* **Set problem**
Output the full listing below exactly, without the pictures.

A block of data
==================================================

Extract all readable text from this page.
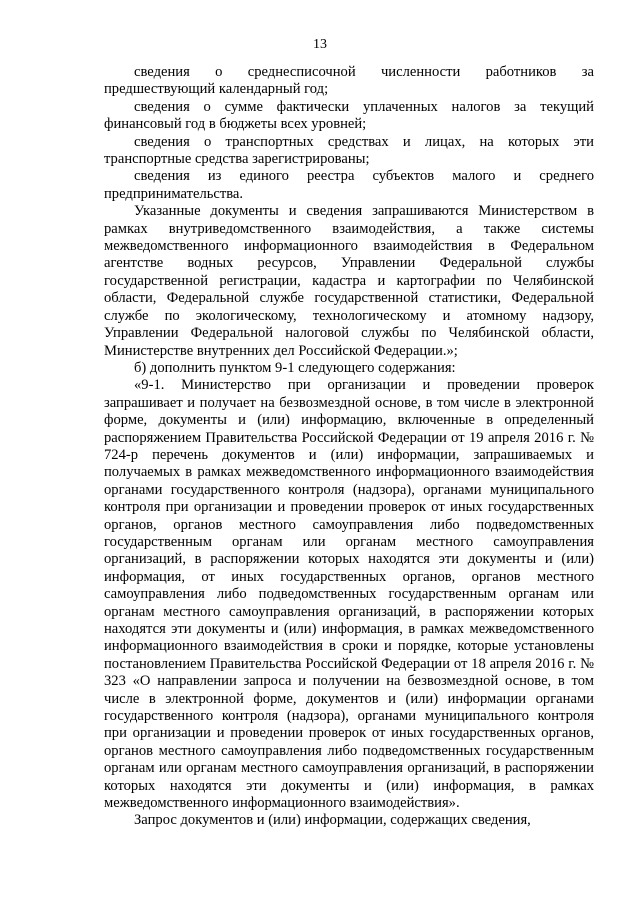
13

сведения о среднесписочной численности работников за предшествующий календарный год;

сведения о сумме фактически уплаченных налогов за текущий финансовый год в бюджеты всех уровней;

сведения о транспортных средствах и лицах, на которых эти транспортные средства зарегистрированы;

сведения из единого реестра субъектов малого и среднего предпринимательства.

Указанные документы и сведения запрашиваются Министерством в рамках внутриведомственного взаимодействия, а также системы межведомственного информационного взаимодействия в Федеральном агентстве водных ресурсов, Управлении Федеральной службы государственной регистрации, кадастра и картографии по Челябинской области, Федеральной службе государственной статистики, Федеральной службе по экологическому, технологическому и атомному надзору, Управлении Федеральной налоговой службы по Челябинской области, Министерстве внутренних дел Российской Федерации.»;

б) дополнить пунктом 9-1 следующего содержания:

«9-1. Министерство при организации и проведении проверок запрашивает и получает на безвозмездной основе, в том числе в электронной форме, документы и (или) информацию, включенные в определенный распоряжением Правительства Российской Федерации от 19 апреля 2016 г. № 724-р перечень документов и (или) информации, запрашиваемых и получаемых в рамках межведомственного информационного взаимодействия органами государственного контроля (надзора), органами муниципального контроля при организации и проведении проверок от иных государственных органов, органов местного самоуправления либо подведомственных государственным органам или органам местного самоуправления организаций, в распоряжении которых находятся эти документы и (или) информация, от иных государственных органов, органов местного самоуправления либо подведомственных государственным органам или органам местного самоуправления организаций, в распоряжении которых находятся эти документы и (или) информация, в рамках межведомственного информационного взаимодействия в сроки и порядке, которые установлены постановлением Правительства Российской Федерации от 18 апреля 2016 г. № 323 «О направлении запроса и получении на безвозмездной основе, в том числе в электронной форме, документов и (или) информации органами государственного контроля (надзора), органами муниципального контроля при организации и проведении проверок от иных государственных органов, органов местного самоуправления либо подведомственных государственным органам или органам местного самоуправления организаций, в распоряжении которых находятся эти документы и (или) информация, в рамках межведомственного информационного взаимодействия».

Запрос документов и (или) информации, содержащих сведения,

==================================================

* **Written response**
Extract all readable text from this page.
13

сведения о среднесписочной численности работников за предшествующий календарный год;

сведения о сумме фактически уплаченных налогов за текущий финансовый год в бюджеты всех уровней;

сведения о транспортных средствах и лицах, на которых эти транспортные средства зарегистрированы;

сведения из единого реестра субъектов малого и среднего предпринимательства.

Указанные документы и сведения запрашиваются Министерством в рамках внутриведомственного взаимодействия, а также системы межведомственного информационного взаимодействия в Федеральном агентстве водных ресурсов, Управлении Федеральной службы государственной регистрации, кадастра и картографии по Челябинской области, Федеральной службе государственной статистики, Федеральной службе по экологическому, технологическому и атомному надзору, Управлении Федеральной налоговой службы по Челябинской области, Министерстве внутренних дел Российской Федерации.»;

б) дополнить пунктом 9-1 следующего содержания:

«9-1. Министерство при организации и проведении проверок запрашивает и получает на безвозмездной основе, в том числе в электронной форме, документы и (или) информацию, включенные в определенный распоряжением Правительства Российской Федерации от 19 апреля 2016 г. № 724-р перечень документов и (или) информации, запрашиваемых и получаемых в рамках межведомственного информационного взаимодействия органами государственного контроля (надзора), органами муниципального контроля при организации и проведении проверок от иных государственных органов, органов местного самоуправления либо подведомственных государственным органам или органам местного самоуправления организаций, в распоряжении которых находятся эти документы и (или) информация, от иных государственных органов, органов местного самоуправления либо подведомственных государственным органам или органам местного самоуправления организаций, в распоряжении которых находятся эти документы и (или) информация, в рамках межведомственного информационного взаимодействия в сроки и порядке, которые установлены постановлением Правительства Российской Федерации от 18 апреля 2016 г. № 323 «О направлении запроса и получении на безвозмездной основе, в том числе в электронной форме, документов и (или) информации органами государственного контроля (надзора), органами муниципального контроля при организации и проведении проверок от иных государственных органов, органов местного самоуправления либо подведомственных государственным органам или органам местного самоуправления организаций, в распоряжении которых находятся эти документы и (или) информация, в рамках межведомственного информационного взаимодействия».

Запрос документов и (или) информации, содержащих сведения,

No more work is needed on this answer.